**Work instructions**
Please write out the material below exactly as given.

• • •

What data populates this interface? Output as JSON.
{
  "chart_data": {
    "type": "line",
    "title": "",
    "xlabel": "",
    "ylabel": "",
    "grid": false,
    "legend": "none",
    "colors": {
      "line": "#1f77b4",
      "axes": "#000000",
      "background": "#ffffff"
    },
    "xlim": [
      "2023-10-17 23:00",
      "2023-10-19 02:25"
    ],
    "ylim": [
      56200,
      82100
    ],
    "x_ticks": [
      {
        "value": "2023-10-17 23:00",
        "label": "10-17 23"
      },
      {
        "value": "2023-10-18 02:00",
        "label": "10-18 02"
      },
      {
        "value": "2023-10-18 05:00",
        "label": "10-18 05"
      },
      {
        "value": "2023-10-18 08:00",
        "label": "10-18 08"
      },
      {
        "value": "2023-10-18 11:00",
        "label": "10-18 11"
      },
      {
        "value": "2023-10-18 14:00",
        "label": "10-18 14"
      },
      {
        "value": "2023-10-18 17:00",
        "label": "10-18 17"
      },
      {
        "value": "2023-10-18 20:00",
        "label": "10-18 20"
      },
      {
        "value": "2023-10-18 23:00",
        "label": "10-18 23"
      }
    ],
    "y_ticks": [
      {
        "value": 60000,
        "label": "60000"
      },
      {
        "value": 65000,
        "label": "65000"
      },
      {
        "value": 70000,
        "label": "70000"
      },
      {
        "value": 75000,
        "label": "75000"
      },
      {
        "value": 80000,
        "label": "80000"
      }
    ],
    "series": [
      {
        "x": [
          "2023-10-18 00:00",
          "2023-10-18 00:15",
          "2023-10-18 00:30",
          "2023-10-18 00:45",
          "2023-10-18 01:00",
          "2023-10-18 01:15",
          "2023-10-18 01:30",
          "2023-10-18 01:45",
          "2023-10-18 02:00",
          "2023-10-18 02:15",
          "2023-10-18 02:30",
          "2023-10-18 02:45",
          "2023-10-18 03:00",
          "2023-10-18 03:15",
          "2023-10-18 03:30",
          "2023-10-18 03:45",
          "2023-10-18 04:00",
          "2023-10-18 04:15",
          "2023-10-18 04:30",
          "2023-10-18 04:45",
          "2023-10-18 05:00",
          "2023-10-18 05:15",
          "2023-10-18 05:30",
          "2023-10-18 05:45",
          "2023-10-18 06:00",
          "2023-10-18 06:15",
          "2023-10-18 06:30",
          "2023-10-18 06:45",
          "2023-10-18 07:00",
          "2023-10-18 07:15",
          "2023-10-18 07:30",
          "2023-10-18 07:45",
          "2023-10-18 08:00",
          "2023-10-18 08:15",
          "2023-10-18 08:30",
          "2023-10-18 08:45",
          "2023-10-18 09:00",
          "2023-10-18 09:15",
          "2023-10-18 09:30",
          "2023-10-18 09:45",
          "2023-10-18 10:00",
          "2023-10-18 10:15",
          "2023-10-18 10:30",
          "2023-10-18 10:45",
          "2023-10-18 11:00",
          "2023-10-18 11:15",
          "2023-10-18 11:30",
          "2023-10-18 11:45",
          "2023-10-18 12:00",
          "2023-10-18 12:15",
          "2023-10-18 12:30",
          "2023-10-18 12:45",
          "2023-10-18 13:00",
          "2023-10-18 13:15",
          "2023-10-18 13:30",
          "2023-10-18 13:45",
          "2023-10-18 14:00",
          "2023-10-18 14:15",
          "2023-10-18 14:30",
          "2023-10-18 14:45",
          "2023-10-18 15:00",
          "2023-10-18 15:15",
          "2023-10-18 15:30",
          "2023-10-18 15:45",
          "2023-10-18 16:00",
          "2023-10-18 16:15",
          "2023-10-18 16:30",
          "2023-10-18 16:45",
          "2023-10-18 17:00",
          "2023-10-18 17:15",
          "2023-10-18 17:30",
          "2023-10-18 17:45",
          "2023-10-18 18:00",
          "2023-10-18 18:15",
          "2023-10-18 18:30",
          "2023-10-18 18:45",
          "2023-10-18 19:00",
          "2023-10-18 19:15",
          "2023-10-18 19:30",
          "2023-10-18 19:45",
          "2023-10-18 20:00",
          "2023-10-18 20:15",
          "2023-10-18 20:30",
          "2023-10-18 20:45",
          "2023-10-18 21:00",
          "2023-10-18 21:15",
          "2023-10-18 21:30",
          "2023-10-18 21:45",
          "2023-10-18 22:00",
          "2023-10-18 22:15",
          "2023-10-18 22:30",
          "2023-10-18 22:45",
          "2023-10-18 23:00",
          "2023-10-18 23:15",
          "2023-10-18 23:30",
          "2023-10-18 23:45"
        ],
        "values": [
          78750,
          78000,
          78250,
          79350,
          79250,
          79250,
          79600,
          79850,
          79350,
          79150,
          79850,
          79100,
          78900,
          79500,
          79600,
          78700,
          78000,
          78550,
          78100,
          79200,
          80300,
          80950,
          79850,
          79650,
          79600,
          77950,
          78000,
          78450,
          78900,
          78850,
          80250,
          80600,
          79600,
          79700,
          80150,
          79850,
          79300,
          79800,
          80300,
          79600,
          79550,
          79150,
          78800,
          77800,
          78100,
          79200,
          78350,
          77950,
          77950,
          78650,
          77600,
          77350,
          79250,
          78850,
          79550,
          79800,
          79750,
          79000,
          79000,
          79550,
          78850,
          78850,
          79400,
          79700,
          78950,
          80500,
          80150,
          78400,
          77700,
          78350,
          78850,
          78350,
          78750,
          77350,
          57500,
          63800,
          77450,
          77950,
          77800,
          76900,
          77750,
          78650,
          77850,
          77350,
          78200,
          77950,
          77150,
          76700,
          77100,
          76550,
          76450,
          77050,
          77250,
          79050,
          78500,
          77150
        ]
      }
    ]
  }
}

• • •

**Worked solution**
What data populates this interface? Output as JSON.
{
  "chart_data": {
    "type": "line",
    "title": "",
    "xlabel": "",
    "ylabel": "",
    "grid": false,
    "legend": "none",
    "colors": {
      "line": "#1f77b4",
      "axes": "#000000",
      "background": "#ffffff"
    },
    "xlim": [
      "2023-10-17 23:00",
      "2023-10-19 02:25"
    ],
    "ylim": [
      56200,
      82100
    ],
    "x_ticks": [
      {
        "value": "2023-10-17 23:00",
        "label": "10-17 23"
      },
      {
        "value": "2023-10-18 02:00",
        "label": "10-18 02"
      },
      {
        "value": "2023-10-18 05:00",
        "label": "10-18 05"
      },
      {
        "value": "2023-10-18 08:00",
        "label": "10-18 08"
      },
      {
        "value": "2023-10-18 11:00",
        "label": "10-18 11"
      },
      {
        "value": "2023-10-18 14:00",
        "label": "10-18 14"
      },
      {
        "value": "2023-10-18 17:00",
        "label": "10-18 17"
      },
      {
        "value": "2023-10-18 20:00",
        "label": "10-18 20"
      },
      {
        "value": "2023-10-18 23:00",
        "label": "10-18 23"
      }
    ],
    "y_ticks": [
      {
        "value": 60000,
        "label": "60000"
      },
      {
        "value": 65000,
        "label": "65000"
      },
      {
        "value": 70000,
        "label": "70000"
      },
      {
        "value": 75000,
        "label": "75000"
      },
      {
        "value": 80000,
        "label": "80000"
      }
    ],
    "series": [
      {
        "x": [
          "2023-10-18 00:00",
          "2023-10-18 00:15",
          "2023-10-18 00:30",
          "2023-10-18 00:45",
          "2023-10-18 01:00",
          "2023-10-18 01:15",
          "2023-10-18 01:30",
          "2023-10-18 01:45",
          "2023-10-18 02:00",
          "2023-10-18 02:15",
          "2023-10-18 02:30",
          "2023-10-18 02:45",
          "2023-10-18 03:00",
          "2023-10-18 03:15",
          "2023-10-18 03:30",
          "2023-10-18 03:45",
          "2023-10-18 04:00",
          "2023-10-18 04:15",
          "2023-10-18 04:30",
          "2023-10-18 04:45",
          "2023-10-18 05:00",
          "2023-10-18 05:15",
          "2023-10-18 05:30",
          "2023-10-18 05:45",
          "2023-10-18 06:00",
          "2023-10-18 06:15",
          "2023-10-18 06:30",
          "2023-10-18 06:45",
          "2023-10-18 07:00",
          "2023-10-18 07:15",
          "2023-10-18 07:30",
          "2023-10-18 07:45",
          "2023-10-18 08:00",
          "2023-10-18 08:15",
          "2023-10-18 08:30",
          "2023-10-18 08:45",
          "2023-10-18 09:00",
          "2023-10-18 09:15",
          "2023-10-18 09:30",
          "2023-10-18 09:45",
          "2023-10-18 10:00",
          "2023-10-18 10:15",
          "2023-10-18 10:30",
          "2023-10-18 10:45",
          "2023-10-18 11:00",
          "2023-10-18 11:15",
          "2023-10-18 11:30",
          "2023-10-18 11:45",
          "2023-10-18 12:00",
          "2023-10-18 12:15",
          "2023-10-18 12:30",
          "2023-10-18 12:45",
          "2023-10-18 13:00",
          "2023-10-18 13:15",
          "2023-10-18 13:30",
          "2023-10-18 13:45",
          "2023-10-18 14:00",
          "2023-10-18 14:15",
          "2023-10-18 14:30",
          "2023-10-18 14:45",
          "2023-10-18 15:00",
          "2023-10-18 15:15",
          "2023-10-18 15:30",
          "2023-10-18 15:45",
          "2023-10-18 16:00",
          "2023-10-18 16:15",
          "2023-10-18 16:30",
          "2023-10-18 16:45",
          "2023-10-18 17:00",
          "2023-10-18 17:15",
          "2023-10-18 17:30",
          "2023-10-18 17:45",
          "2023-10-18 18:00",
          "2023-10-18 18:15",
          "2023-10-18 18:30",
          "2023-10-18 18:45",
          "2023-10-18 19:00",
          "2023-10-18 19:15",
          "2023-10-18 19:30",
          "2023-10-18 19:45",
          "2023-10-18 20:00",
          "2023-10-18 20:15",
          "2023-10-18 20:30",
          "2023-10-18 20:45",
          "2023-10-18 21:00",
          "2023-10-18 21:15",
          "2023-10-18 21:30",
          "2023-10-18 21:45",
          "2023-10-18 22:00",
          "2023-10-18 22:15",
          "2023-10-18 22:30",
          "2023-10-18 22:45",
          "2023-10-18 23:00",
          "2023-10-18 23:15",
          "2023-10-18 23:30",
          "2023-10-18 23:45"
        ],
        "values": [
          78750,
          78000,
          78250,
          79350,
          79250,
          79250,
          79600,
          79850,
          79350,
          79150,
          79850,
          79100,
          78900,
          79500,
          79600,
          78700,
          78000,
          78550,
          78100,
          79200,
          80300,
          80950,
          79850,
          79650,
          79600,
          77950,
          78000,
          78450,
          78900,
          78850,
          80250,
          80600,
          79600,
          79700,
          80150,
          79850,
          79300,
          79800,
          80300,
          79600,
          79550,
          79150,
          78800,
          77800,
          78100,
          79200,
          78350,
          77950,
          77950,
          78650,
          77600,
          77350,
          79250,
          78850,
          79550,
          79800,
          79750,
          79000,
          79000,
          79550,
          78850,
          78850,
          79400,
          79700,
          78950,
          80500,
          80150,
          78400,
          77700,
          78350,
          78850,
          78350,
          78750,
          77350,
          57500,
          63800,
          77450,
          77950,
          77800,
          76900,
          77750,
          78650,
          77850,
          77350,
          78200,
          77950,
          77150,
          76700,
          77100,
          76550,
          76450,
          77050,
          77250,
          79050,
          78500,
          77150
        ]
      }
    ]
  }
}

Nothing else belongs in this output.